[INSTRUCTION] The entries below need to be written out exactly, with no pictures included.

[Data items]
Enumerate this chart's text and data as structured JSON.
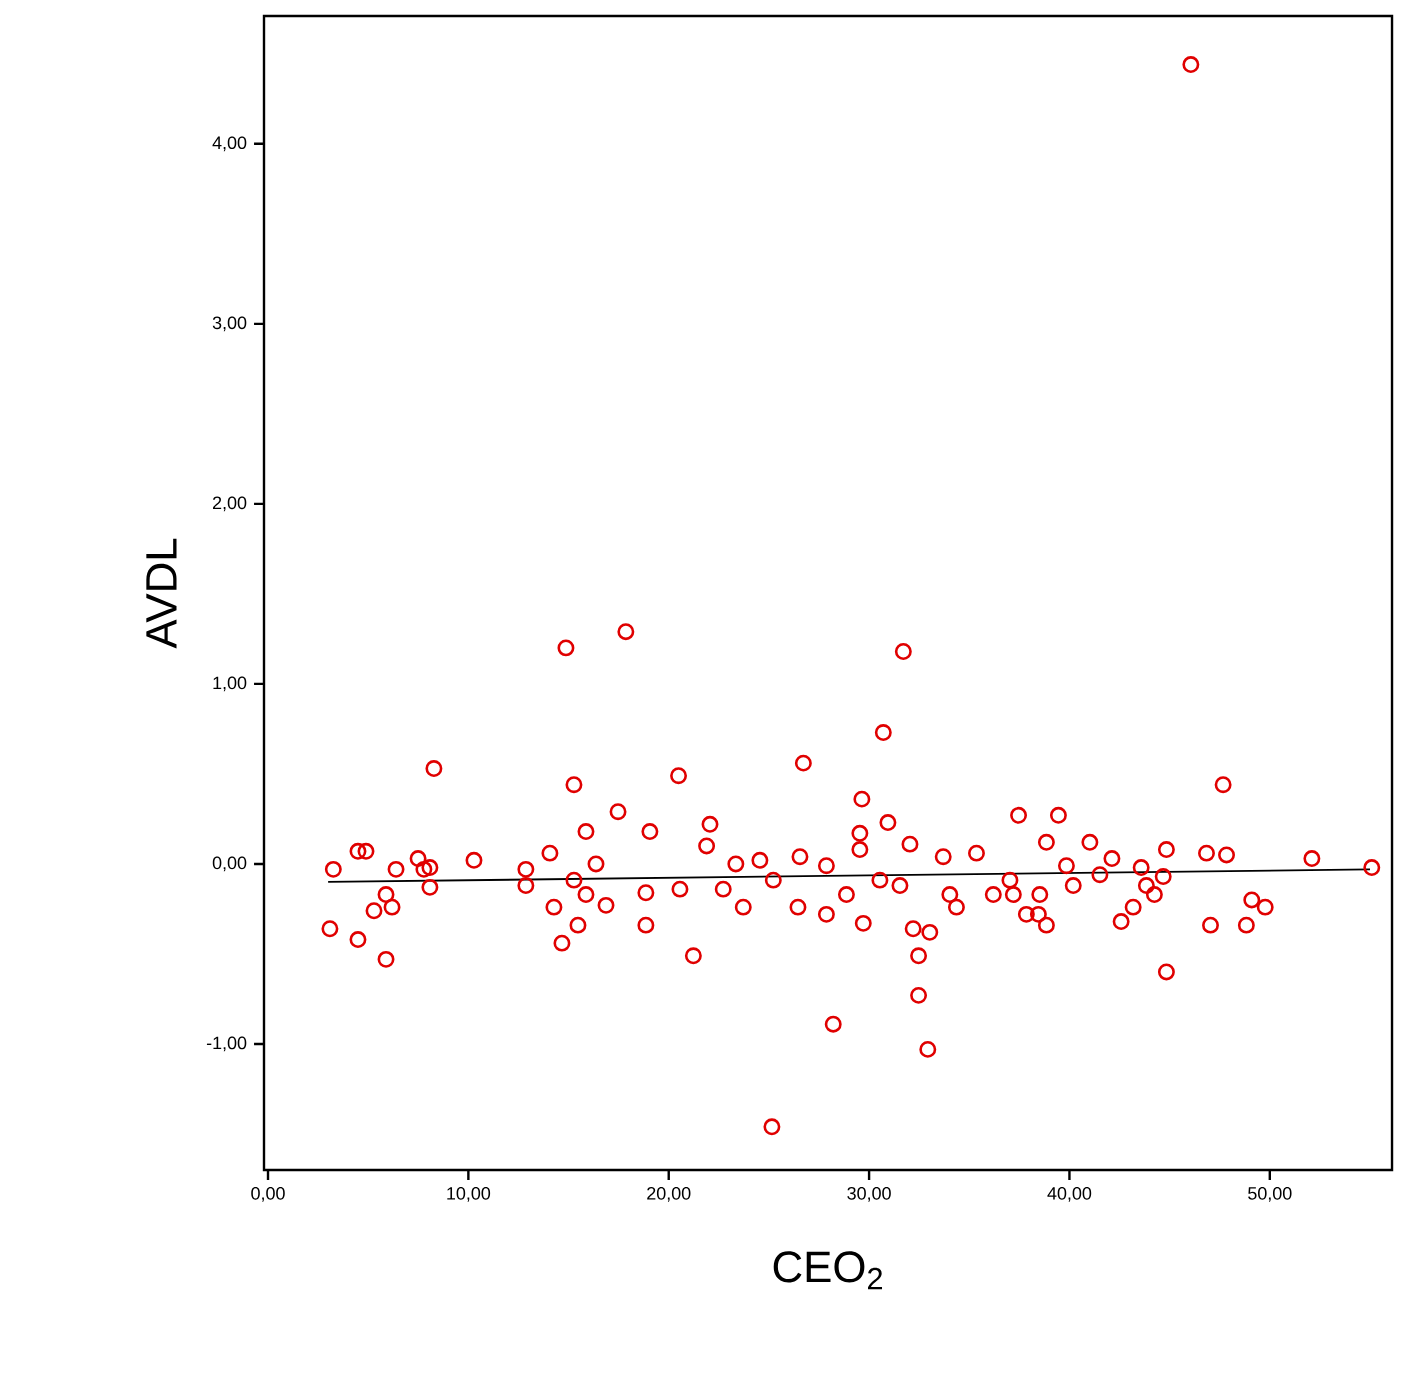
{
  "chart_data": {
    "type": "scatter",
    "xlabel": "CEO$_{2}$",
    "ylabel": "AVDL",
    "xlim": [
      -0.2,
      56.1
    ],
    "ylim": [
      -1.7,
      4.71
    ],
    "xticks": [
      {
        "value": 0,
        "label": "0,00"
      },
      {
        "value": 10,
        "label": "10,00"
      },
      {
        "value": 20,
        "label": "20,00"
      },
      {
        "value": 30,
        "label": "30,00"
      },
      {
        "value": 40,
        "label": "40,00"
      },
      {
        "value": 50,
        "label": "50,00"
      }
    ],
    "yticks": [
      {
        "value": -1,
        "label": "-1,00"
      },
      {
        "value": 0,
        "label": "0,00"
      },
      {
        "value": 1,
        "label": "1,00"
      },
      {
        "value": 2,
        "label": "2,00"
      },
      {
        "value": 3,
        "label": "3,00"
      },
      {
        "value": 4,
        "label": "4,00"
      }
    ],
    "grid": false,
    "marker": "circle",
    "series": [
      {
        "color": "#e00000",
        "x": [
          3.26,
          4.49,
          4.89,
          3.09,
          4.49,
          5.89,
          5.29,
          6.19,
          5.89,
          6.39,
          7.49,
          8.08,
          8.08,
          7.78,
          8.28,
          10.28,
          12.87,
          12.87,
          14.07,
          14.27,
          14.67,
          15.47,
          15.27,
          15.87,
          17.47,
          14.87,
          17.86,
          19.06,
          18.86,
          18.86,
          16.87,
          15.87,
          15.27,
          16.37,
          31.71,
          30.71,
          26.72,
          20.49,
          29.64,
          37.46,
          22.06,
          30.94,
          21.23,
          28.21,
          32.47,
          32.93,
          25.15,
          32.47,
          32.2,
          33.03,
          23.72,
          26.45,
          29.71,
          27.87,
          34.36,
          36.2,
          20.56,
          22.72,
          25.22,
          27.87,
          29.54,
          29.54,
          32.04,
          33.7,
          35.36,
          21.89,
          24.55,
          26.55,
          30.54,
          31.54,
          23.35,
          28.87,
          34.03,
          37.03,
          47.67,
          39.45,
          38.85,
          41.02,
          42.12,
          43.58,
          44.84,
          46.84,
          47.84,
          52.1,
          55.09,
          49.1,
          49.77,
          48.83,
          47.04,
          44.84,
          42.58,
          43.18,
          44.24,
          44.68,
          38.85,
          37.85,
          37.2,
          40.19,
          41.52,
          38.52,
          39.85,
          38.45,
          43.84,
          46.06
        ],
        "values": [
          -0.03,
          0.07,
          0.07,
          -0.36,
          -0.42,
          -0.53,
          -0.26,
          -0.24,
          -0.17,
          -0.03,
          0.03,
          -0.02,
          -0.13,
          -0.03,
          0.53,
          0.02,
          -0.03,
          -0.12,
          0.06,
          -0.24,
          -0.44,
          -0.34,
          0.44,
          0.18,
          0.29,
          1.2,
          1.29,
          0.18,
          -0.34,
          -0.16,
          -0.23,
          -0.17,
          -0.09,
          0.0,
          1.18,
          0.73,
          0.56,
          0.49,
          0.36,
          0.27,
          0.22,
          0.23,
          -0.51,
          -0.89,
          -0.73,
          -1.03,
          -1.46,
          -0.51,
          -0.36,
          -0.38,
          -0.24,
          -0.24,
          -0.33,
          -0.28,
          -0.24,
          -0.17,
          -0.14,
          -0.14,
          -0.09,
          -0.01,
          0.17,
          0.08,
          0.11,
          0.04,
          0.06,
          0.1,
          0.02,
          0.04,
          -0.09,
          -0.12,
          0.0,
          -0.17,
          -0.17,
          -0.09,
          0.44,
          0.27,
          0.12,
          0.12,
          0.03,
          -0.02,
          0.08,
          0.06,
          0.05,
          0.03,
          -0.02,
          -0.2,
          -0.24,
          -0.34,
          -0.34,
          -0.6,
          -0.32,
          -0.24,
          -0.17,
          -0.07,
          -0.34,
          -0.28,
          -0.17,
          -0.12,
          -0.06,
          -0.17,
          -0.01,
          -0.28,
          -0.12,
          4.44
        ]
      },
      {
        "type": "line",
        "color": "#000000",
        "marker": "none",
        "line_style": "solid",
        "x": [
          3.0,
          55.0
        ],
        "values": [
          -0.1,
          -0.03
        ]
      }
    ]
  }
}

[WRITTEN RESPONSE]
Enumerate this chart's text and data as structured JSON.
{
  "chart_data": {
    "type": "scatter",
    "xlabel": "CEO$_{2}$",
    "ylabel": "AVDL",
    "xlim": [
      -0.2,
      56.1
    ],
    "ylim": [
      -1.7,
      4.71
    ],
    "xticks": [
      {
        "value": 0,
        "label": "0,00"
      },
      {
        "value": 10,
        "label": "10,00"
      },
      {
        "value": 20,
        "label": "20,00"
      },
      {
        "value": 30,
        "label": "30,00"
      },
      {
        "value": 40,
        "label": "40,00"
      },
      {
        "value": 50,
        "label": "50,00"
      }
    ],
    "yticks": [
      {
        "value": -1,
        "label": "-1,00"
      },
      {
        "value": 0,
        "label": "0,00"
      },
      {
        "value": 1,
        "label": "1,00"
      },
      {
        "value": 2,
        "label": "2,00"
      },
      {
        "value": 3,
        "label": "3,00"
      },
      {
        "value": 4,
        "label": "4,00"
      }
    ],
    "grid": false,
    "marker": "circle",
    "series": [
      {
        "color": "#e00000",
        "x": [
          3.26,
          4.49,
          4.89,
          3.09,
          4.49,
          5.89,
          5.29,
          6.19,
          5.89,
          6.39,
          7.49,
          8.08,
          8.08,
          7.78,
          8.28,
          10.28,
          12.87,
          12.87,
          14.07,
          14.27,
          14.67,
          15.47,
          15.27,
          15.87,
          17.47,
          14.87,
          17.86,
          19.06,
          18.86,
          18.86,
          16.87,
          15.87,
          15.27,
          16.37,
          31.71,
          30.71,
          26.72,
          20.49,
          29.64,
          37.46,
          22.06,
          30.94,
          21.23,
          28.21,
          32.47,
          32.93,
          25.15,
          32.47,
          32.2,
          33.03,
          23.72,
          26.45,
          29.71,
          27.87,
          34.36,
          36.2,
          20.56,
          22.72,
          25.22,
          27.87,
          29.54,
          29.54,
          32.04,
          33.7,
          35.36,
          21.89,
          24.55,
          26.55,
          30.54,
          31.54,
          23.35,
          28.87,
          34.03,
          37.03,
          47.67,
          39.45,
          38.85,
          41.02,
          42.12,
          43.58,
          44.84,
          46.84,
          47.84,
          52.1,
          55.09,
          49.1,
          49.77,
          48.83,
          47.04,
          44.84,
          42.58,
          43.18,
          44.24,
          44.68,
          38.85,
          37.85,
          37.2,
          40.19,
          41.52,
          38.52,
          39.85,
          38.45,
          43.84,
          46.06
        ],
        "values": [
          -0.03,
          0.07,
          0.07,
          -0.36,
          -0.42,
          -0.53,
          -0.26,
          -0.24,
          -0.17,
          -0.03,
          0.03,
          -0.02,
          -0.13,
          -0.03,
          0.53,
          0.02,
          -0.03,
          -0.12,
          0.06,
          -0.24,
          -0.44,
          -0.34,
          0.44,
          0.18,
          0.29,
          1.2,
          1.29,
          0.18,
          -0.34,
          -0.16,
          -0.23,
          -0.17,
          -0.09,
          0.0,
          1.18,
          0.73,
          0.56,
          0.49,
          0.36,
          0.27,
          0.22,
          0.23,
          -0.51,
          -0.89,
          -0.73,
          -1.03,
          -1.46,
          -0.51,
          -0.36,
          -0.38,
          -0.24,
          -0.24,
          -0.33,
          -0.28,
          -0.24,
          -0.17,
          -0.14,
          -0.14,
          -0.09,
          -0.01,
          0.17,
          0.08,
          0.11,
          0.04,
          0.06,
          0.1,
          0.02,
          0.04,
          -0.09,
          -0.12,
          0.0,
          -0.17,
          -0.17,
          -0.09,
          0.44,
          0.27,
          0.12,
          0.12,
          0.03,
          -0.02,
          0.08,
          0.06,
          0.05,
          0.03,
          -0.02,
          -0.2,
          -0.24,
          -0.34,
          -0.34,
          -0.6,
          -0.32,
          -0.24,
          -0.17,
          -0.07,
          -0.34,
          -0.28,
          -0.17,
          -0.12,
          -0.06,
          -0.17,
          -0.01,
          -0.28,
          -0.12,
          4.44
        ]
      },
      {
        "type": "line",
        "color": "#000000",
        "marker": "none",
        "line_style": "solid",
        "x": [
          3.0,
          55.0
        ],
        "values": [
          -0.1,
          -0.03
        ]
      }
    ]
  }
}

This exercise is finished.